* START Input material *
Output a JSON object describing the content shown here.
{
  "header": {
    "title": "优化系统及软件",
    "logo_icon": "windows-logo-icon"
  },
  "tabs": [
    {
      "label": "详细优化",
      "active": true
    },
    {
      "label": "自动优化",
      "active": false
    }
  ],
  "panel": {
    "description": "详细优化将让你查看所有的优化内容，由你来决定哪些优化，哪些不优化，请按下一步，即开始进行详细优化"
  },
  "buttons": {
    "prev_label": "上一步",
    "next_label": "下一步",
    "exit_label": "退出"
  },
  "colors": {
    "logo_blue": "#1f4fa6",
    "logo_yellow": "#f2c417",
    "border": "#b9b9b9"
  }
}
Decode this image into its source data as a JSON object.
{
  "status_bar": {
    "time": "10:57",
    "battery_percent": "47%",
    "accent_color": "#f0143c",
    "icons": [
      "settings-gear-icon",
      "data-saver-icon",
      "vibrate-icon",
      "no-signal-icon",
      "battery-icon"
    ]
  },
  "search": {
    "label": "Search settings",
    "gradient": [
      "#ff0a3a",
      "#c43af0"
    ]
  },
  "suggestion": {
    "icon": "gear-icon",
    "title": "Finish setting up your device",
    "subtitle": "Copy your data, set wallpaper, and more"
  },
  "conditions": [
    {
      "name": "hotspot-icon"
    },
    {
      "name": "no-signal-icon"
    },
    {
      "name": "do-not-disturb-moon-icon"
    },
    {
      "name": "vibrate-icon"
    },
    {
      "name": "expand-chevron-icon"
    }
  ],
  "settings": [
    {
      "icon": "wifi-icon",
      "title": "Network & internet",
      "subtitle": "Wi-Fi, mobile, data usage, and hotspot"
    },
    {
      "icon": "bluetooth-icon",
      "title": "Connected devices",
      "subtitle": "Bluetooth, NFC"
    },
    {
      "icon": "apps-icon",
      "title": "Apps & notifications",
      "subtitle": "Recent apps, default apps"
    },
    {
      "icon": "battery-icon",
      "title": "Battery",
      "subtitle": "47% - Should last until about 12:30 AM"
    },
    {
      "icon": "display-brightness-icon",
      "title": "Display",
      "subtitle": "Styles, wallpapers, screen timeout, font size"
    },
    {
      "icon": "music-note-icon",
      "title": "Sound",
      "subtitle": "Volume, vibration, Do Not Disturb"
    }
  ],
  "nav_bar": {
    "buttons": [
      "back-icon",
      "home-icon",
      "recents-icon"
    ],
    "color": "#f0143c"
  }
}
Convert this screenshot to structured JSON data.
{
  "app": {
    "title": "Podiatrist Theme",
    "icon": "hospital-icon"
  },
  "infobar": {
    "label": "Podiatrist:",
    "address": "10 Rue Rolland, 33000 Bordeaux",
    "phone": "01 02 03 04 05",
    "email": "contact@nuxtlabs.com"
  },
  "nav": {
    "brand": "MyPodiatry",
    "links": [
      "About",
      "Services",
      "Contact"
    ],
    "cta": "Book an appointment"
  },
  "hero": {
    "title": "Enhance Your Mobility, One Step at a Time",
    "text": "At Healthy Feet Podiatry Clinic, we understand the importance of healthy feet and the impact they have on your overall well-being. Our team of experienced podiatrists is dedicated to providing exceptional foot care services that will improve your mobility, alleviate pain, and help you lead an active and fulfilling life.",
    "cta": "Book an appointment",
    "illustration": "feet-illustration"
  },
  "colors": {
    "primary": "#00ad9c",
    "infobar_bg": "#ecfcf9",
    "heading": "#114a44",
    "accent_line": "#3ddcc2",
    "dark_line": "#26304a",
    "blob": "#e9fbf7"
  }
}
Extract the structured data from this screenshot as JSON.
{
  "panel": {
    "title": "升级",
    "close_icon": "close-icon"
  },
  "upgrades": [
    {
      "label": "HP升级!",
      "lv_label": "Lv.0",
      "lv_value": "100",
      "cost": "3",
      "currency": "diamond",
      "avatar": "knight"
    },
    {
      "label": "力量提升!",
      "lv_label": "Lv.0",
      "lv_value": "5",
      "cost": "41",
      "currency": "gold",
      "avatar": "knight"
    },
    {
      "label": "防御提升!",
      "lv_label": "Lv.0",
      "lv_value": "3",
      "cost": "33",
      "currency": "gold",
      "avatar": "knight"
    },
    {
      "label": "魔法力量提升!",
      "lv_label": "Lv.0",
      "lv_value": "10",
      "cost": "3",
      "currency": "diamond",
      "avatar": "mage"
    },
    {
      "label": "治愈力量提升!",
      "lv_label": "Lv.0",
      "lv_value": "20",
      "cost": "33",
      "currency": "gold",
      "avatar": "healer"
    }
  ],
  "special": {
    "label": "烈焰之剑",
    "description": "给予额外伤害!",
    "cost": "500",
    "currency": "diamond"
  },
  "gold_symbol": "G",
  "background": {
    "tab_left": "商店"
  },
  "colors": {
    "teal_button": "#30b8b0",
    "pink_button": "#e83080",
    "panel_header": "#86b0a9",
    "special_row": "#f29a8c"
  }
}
* END Input material *
__What to work on__
Go through the material above line by line and copy it exactly.

__Written response__
Output a JSON object describing the content shown here.
{
  "header": {
    "title": "优化系统及软件",
    "logo_icon": "windows-logo-icon"
  },
  "tabs": [
    {
      "label": "详细优化",
      "active": true
    },
    {
      "label": "自动优化",
      "active": false
    }
  ],
  "panel": {
    "description": "详细优化将让你查看所有的优化内容，由你来决定哪些优化，哪些不优化，请按下一步，即开始进行详细优化"
  },
  "buttons": {
    "prev_label": "上一步",
    "next_label": "下一步",
    "exit_label": "退出"
  },
  "colors": {
    "logo_blue": "#1f4fa6",
    "logo_yellow": "#f2c417",
    "border": "#b9b9b9"
  }
}
Decode this image into its source data as a JSON object.
{
  "status_bar": {
    "time": "10:57",
    "battery_percent": "47%",
    "accent_color": "#f0143c",
    "icons": [
      "settings-gear-icon",
      "data-saver-icon",
      "vibrate-icon",
      "no-signal-icon",
      "battery-icon"
    ]
  },
  "search": {
    "label": "Search settings",
    "gradient": [
      "#ff0a3a",
      "#c43af0"
    ]
  },
  "suggestion": {
    "icon": "gear-icon",
    "title": "Finish setting up your device",
    "subtitle": "Copy your data, set wallpaper, and more"
  },
  "conditions": [
    {
      "name": "hotspot-icon"
    },
    {
      "name": "no-signal-icon"
    },
    {
      "name": "do-not-disturb-moon-icon"
    },
    {
      "name": "vibrate-icon"
    },
    {
      "name": "expand-chevron-icon"
    }
  ],
  "settings": [
    {
      "icon": "wifi-icon",
      "title": "Network & internet",
      "subtitle": "Wi-Fi, mobile, data usage, and hotspot"
    },
    {
      "icon": "bluetooth-icon",
      "title": "Connected devices",
      "subtitle": "Bluetooth, NFC"
    },
    {
      "icon": "apps-icon",
      "title": "Apps & notifications",
      "subtitle": "Recent apps, default apps"
    },
    {
      "icon": "battery-icon",
      "title": "Battery",
      "subtitle": "47% - Should last until about 12:30 AM"
    },
    {
      "icon": "display-brightness-icon",
      "title": "Display",
      "subtitle": "Styles, wallpapers, screen timeout, font size"
    },
    {
      "icon": "music-note-icon",
      "title": "Sound",
      "subtitle": "Volume, vibration, Do Not Disturb"
    }
  ],
  "nav_bar": {
    "buttons": [
      "back-icon",
      "home-icon",
      "recents-icon"
    ],
    "color": "#f0143c"
  }
}
Convert this screenshot to structured JSON data.
{
  "app": {
    "title": "Podiatrist Theme",
    "icon": "hospital-icon"
  },
  "infobar": {
    "label": "Podiatrist:",
    "address": "10 Rue Rolland, 33000 Bordeaux",
    "phone": "01 02 03 04 05",
    "email": "contact@nuxtlabs.com"
  },
  "nav": {
    "brand": "MyPodiatry",
    "links": [
      "About",
      "Services",
      "Contact"
    ],
    "cta": "Book an appointment"
  },
  "hero": {
    "title": "Enhance Your Mobility, One Step at a Time",
    "text": "At Healthy Feet Podiatry Clinic, we understand the importance of healthy feet and the impact they have on your overall well-being. Our team of experienced podiatrists is dedicated to providing exceptional foot care services that will improve your mobility, alleviate pain, and help you lead an active and fulfilling life.",
    "cta": "Book an appointment",
    "illustration": "feet-illustration"
  },
  "colors": {
    "primary": "#00ad9c",
    "infobar_bg": "#ecfcf9",
    "heading": "#114a44",
    "accent_line": "#3ddcc2",
    "dark_line": "#26304a",
    "blob": "#e9fbf7"
  }
}
Extract the structured data from this screenshot as JSON.
{
  "panel": {
    "title": "升级",
    "close_icon": "close-icon"
  },
  "upgrades": [
    {
      "label": "HP升级!",
      "lv_label": "Lv.0",
      "lv_value": "100",
      "cost": "3",
      "currency": "diamond",
      "avatar": "knight"
    },
    {
      "label": "力量提升!",
      "lv_label": "Lv.0",
      "lv_value": "5",
      "cost": "41",
      "currency": "gold",
      "avatar": "knight"
    },
    {
      "label": "防御提升!",
      "lv_label": "Lv.0",
      "lv_value": "3",
      "cost": "33",
      "currency": "gold",
      "avatar": "knight"
    },
    {
      "label": "魔法力量提升!",
      "lv_label": "Lv.0",
      "lv_value": "10",
      "cost": "3",
      "currency": "diamond",
      "avatar": "mage"
    },
    {
      "label": "治愈力量提升!",
      "lv_label": "Lv.0",
      "lv_value": "20",
      "cost": "33",
      "currency": "gold",
      "avatar": "healer"
    }
  ],
  "special": {
    "label": "烈焰之剑",
    "description": "给予额外伤害!",
    "cost": "500",
    "currency": "diamond"
  },
  "gold_symbol": "G",
  "background": {
    "tab_left": "商店"
  },
  "colors": {
    "teal_button": "#30b8b0",
    "pink_button": "#e83080",
    "panel_header": "#86b0a9",
    "special_row": "#f29a8c"
  }
}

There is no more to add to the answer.